### [Exercise]
What is the number of lines containing the word "values"? Give that number alone.
Begin
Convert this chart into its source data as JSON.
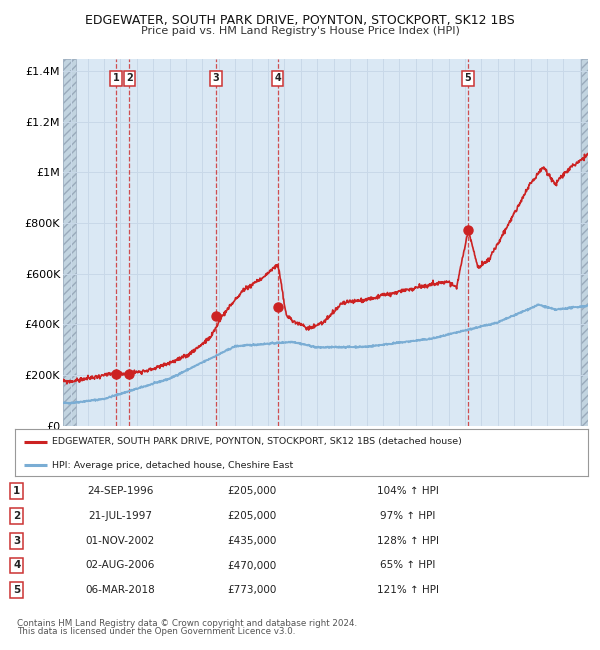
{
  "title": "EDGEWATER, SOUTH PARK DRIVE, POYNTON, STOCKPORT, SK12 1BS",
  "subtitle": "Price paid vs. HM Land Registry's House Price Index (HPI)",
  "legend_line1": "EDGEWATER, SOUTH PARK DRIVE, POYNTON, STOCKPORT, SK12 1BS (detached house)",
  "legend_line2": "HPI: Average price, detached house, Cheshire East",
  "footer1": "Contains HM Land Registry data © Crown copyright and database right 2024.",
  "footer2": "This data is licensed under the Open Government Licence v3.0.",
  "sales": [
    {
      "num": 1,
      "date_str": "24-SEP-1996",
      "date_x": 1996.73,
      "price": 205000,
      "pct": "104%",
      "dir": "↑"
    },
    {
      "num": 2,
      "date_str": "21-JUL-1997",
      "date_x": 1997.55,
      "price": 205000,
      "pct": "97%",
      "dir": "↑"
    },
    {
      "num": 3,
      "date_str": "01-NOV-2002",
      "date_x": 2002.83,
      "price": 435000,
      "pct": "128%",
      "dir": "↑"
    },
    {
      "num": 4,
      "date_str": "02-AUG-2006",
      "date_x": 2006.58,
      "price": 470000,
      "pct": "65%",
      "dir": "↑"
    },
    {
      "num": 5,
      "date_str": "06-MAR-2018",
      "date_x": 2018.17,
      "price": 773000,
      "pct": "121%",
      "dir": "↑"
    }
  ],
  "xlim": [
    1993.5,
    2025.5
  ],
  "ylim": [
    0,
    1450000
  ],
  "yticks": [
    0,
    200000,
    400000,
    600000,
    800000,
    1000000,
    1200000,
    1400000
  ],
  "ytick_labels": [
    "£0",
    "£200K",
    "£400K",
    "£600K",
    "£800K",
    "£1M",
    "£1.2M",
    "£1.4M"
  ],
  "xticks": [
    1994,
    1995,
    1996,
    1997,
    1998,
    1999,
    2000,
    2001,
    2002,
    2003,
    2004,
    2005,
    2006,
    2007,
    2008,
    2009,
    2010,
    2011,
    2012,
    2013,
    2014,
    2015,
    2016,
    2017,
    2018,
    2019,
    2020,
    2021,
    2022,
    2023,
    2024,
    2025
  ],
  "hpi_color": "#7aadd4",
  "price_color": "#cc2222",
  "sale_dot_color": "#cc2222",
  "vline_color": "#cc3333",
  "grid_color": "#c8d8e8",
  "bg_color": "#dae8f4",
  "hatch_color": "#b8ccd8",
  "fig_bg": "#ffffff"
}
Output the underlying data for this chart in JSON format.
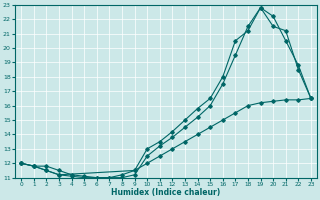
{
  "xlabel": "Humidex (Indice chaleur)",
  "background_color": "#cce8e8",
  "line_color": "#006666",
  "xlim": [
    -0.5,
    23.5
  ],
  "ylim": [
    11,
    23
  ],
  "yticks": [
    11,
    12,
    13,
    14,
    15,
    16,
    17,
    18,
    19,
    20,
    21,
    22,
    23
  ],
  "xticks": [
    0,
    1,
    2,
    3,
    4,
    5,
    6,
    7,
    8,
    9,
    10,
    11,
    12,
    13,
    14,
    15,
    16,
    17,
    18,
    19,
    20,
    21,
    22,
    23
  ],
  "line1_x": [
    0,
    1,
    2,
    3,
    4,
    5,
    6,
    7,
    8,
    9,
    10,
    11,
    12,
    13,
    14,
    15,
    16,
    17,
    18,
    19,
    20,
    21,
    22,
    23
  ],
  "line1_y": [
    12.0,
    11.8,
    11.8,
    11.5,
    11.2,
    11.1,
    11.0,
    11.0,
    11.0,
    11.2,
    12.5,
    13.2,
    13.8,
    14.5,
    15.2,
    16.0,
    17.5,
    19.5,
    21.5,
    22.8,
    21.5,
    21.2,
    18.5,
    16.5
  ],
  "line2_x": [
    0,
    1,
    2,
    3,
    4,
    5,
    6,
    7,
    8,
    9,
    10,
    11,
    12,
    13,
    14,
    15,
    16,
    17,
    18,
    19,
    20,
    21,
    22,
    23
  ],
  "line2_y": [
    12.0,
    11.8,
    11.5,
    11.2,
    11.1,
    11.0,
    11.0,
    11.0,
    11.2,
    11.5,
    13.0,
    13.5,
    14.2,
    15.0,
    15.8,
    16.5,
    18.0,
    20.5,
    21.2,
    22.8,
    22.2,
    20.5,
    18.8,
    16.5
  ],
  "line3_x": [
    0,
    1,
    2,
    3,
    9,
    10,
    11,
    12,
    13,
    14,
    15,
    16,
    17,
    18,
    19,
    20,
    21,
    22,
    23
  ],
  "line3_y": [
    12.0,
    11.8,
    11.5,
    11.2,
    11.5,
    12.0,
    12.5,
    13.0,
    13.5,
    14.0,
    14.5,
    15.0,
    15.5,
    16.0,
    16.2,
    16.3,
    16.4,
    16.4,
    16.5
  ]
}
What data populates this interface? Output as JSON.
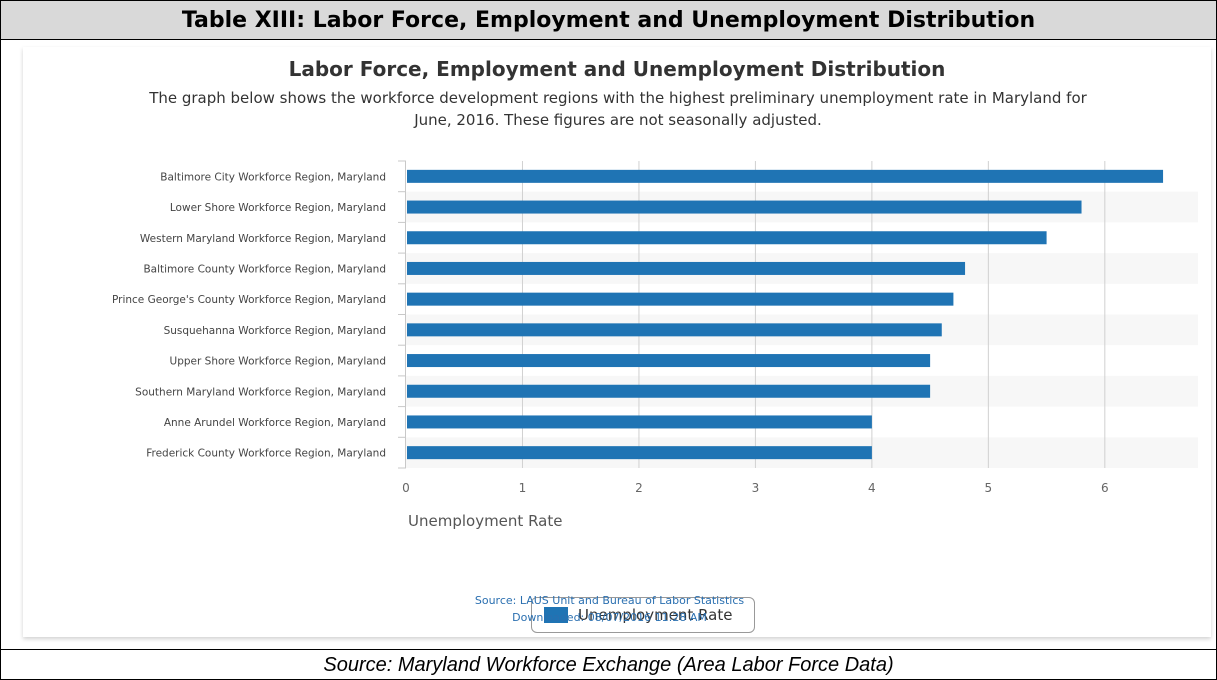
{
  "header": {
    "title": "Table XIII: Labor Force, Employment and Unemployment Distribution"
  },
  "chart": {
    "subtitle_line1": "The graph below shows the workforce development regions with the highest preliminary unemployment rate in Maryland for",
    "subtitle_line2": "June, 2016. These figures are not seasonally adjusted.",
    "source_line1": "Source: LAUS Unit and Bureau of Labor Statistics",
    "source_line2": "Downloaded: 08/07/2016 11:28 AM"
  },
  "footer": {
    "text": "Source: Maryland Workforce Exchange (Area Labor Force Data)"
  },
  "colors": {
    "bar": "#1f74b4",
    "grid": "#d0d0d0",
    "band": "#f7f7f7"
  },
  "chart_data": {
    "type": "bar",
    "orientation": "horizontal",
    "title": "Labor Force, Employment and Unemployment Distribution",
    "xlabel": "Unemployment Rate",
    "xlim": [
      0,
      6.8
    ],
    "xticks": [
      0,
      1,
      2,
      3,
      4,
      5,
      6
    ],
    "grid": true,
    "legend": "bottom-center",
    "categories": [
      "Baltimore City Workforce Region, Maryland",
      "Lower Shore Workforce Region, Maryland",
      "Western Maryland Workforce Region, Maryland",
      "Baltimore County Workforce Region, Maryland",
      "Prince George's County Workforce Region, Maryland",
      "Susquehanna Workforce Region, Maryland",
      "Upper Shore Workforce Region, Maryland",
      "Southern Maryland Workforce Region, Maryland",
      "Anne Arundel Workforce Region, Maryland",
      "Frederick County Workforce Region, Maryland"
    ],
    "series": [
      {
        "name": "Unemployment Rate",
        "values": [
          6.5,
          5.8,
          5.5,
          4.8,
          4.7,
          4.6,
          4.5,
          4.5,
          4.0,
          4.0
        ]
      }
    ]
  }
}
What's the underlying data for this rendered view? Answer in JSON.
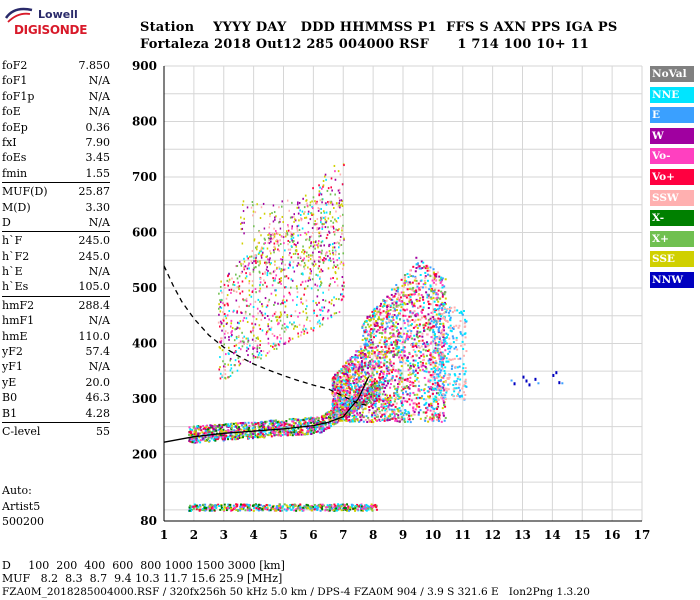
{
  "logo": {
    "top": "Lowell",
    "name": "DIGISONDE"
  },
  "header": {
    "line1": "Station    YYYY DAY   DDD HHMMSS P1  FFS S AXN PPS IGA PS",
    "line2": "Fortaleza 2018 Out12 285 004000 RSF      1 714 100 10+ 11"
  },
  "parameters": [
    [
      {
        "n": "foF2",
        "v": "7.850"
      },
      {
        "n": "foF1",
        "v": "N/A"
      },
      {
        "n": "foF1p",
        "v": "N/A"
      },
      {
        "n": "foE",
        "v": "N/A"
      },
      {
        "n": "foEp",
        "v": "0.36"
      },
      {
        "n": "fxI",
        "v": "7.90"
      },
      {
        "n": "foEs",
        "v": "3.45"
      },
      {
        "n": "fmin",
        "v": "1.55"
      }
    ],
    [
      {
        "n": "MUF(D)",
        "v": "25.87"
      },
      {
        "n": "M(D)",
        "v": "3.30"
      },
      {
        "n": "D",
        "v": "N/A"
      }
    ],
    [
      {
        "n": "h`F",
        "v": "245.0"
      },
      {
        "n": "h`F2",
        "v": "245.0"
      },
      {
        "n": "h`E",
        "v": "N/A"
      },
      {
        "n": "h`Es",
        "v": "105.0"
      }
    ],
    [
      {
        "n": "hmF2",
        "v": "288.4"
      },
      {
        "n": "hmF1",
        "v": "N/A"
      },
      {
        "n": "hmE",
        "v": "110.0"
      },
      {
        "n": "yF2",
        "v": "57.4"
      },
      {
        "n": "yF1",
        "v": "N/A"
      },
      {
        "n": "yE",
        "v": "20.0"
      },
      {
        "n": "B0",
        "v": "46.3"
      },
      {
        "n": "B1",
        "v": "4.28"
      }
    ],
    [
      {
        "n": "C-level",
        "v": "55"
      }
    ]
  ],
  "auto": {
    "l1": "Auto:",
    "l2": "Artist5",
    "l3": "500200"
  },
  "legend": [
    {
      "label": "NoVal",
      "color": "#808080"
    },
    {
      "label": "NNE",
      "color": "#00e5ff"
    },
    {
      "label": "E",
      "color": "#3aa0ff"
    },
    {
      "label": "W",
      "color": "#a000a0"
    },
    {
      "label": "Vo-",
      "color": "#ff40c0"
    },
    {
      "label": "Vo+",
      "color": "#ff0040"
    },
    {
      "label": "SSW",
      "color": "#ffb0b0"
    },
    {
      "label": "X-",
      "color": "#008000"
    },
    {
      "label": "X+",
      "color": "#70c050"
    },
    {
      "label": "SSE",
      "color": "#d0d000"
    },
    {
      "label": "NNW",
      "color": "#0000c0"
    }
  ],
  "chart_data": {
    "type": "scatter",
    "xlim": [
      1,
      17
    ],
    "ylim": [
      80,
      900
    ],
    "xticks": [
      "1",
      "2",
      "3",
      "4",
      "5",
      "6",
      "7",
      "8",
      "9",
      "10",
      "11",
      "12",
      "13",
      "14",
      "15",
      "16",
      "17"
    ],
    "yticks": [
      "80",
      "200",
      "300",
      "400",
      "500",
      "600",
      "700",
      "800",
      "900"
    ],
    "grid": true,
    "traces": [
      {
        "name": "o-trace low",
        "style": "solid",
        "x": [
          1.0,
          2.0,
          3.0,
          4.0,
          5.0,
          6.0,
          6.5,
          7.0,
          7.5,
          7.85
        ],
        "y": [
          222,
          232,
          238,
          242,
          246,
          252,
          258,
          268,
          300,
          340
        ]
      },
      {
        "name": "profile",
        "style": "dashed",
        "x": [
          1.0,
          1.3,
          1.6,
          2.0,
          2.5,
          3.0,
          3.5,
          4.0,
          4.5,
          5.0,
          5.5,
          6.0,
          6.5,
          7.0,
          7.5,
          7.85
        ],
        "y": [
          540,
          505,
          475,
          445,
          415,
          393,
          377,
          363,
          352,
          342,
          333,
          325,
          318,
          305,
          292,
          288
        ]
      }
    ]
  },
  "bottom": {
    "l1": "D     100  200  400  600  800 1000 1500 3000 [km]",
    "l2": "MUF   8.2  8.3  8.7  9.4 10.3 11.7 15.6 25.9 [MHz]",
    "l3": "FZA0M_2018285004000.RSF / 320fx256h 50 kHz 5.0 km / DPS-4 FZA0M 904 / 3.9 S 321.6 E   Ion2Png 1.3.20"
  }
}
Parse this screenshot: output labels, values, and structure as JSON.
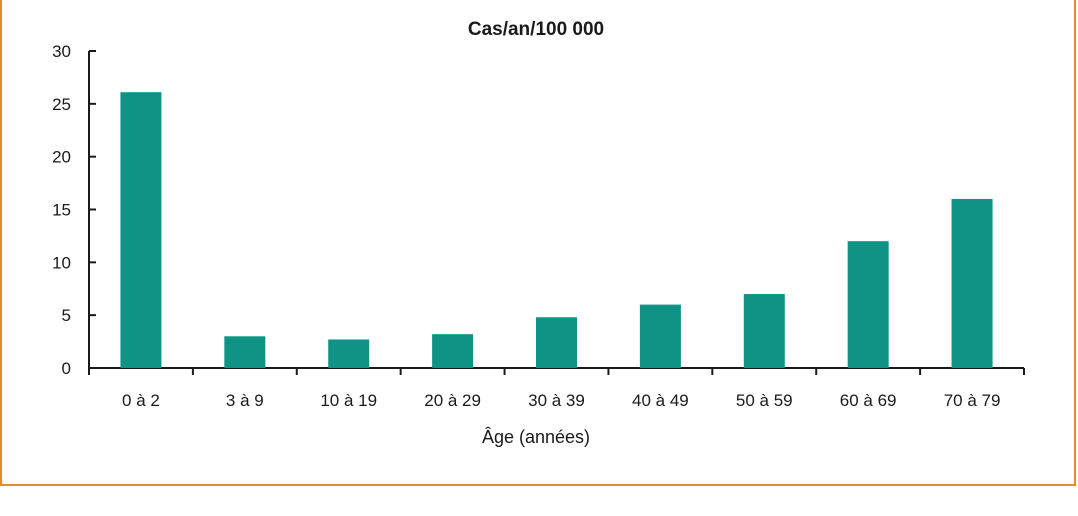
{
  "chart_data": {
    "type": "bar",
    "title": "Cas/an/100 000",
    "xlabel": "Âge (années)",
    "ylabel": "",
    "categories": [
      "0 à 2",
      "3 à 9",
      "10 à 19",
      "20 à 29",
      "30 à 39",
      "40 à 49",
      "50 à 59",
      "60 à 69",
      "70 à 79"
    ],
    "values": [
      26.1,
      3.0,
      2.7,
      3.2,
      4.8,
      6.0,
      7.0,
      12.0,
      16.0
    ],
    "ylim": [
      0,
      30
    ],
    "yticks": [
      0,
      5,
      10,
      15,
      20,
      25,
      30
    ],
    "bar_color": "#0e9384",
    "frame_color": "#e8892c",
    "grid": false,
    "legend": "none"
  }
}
End
### [Solution to this problem]
3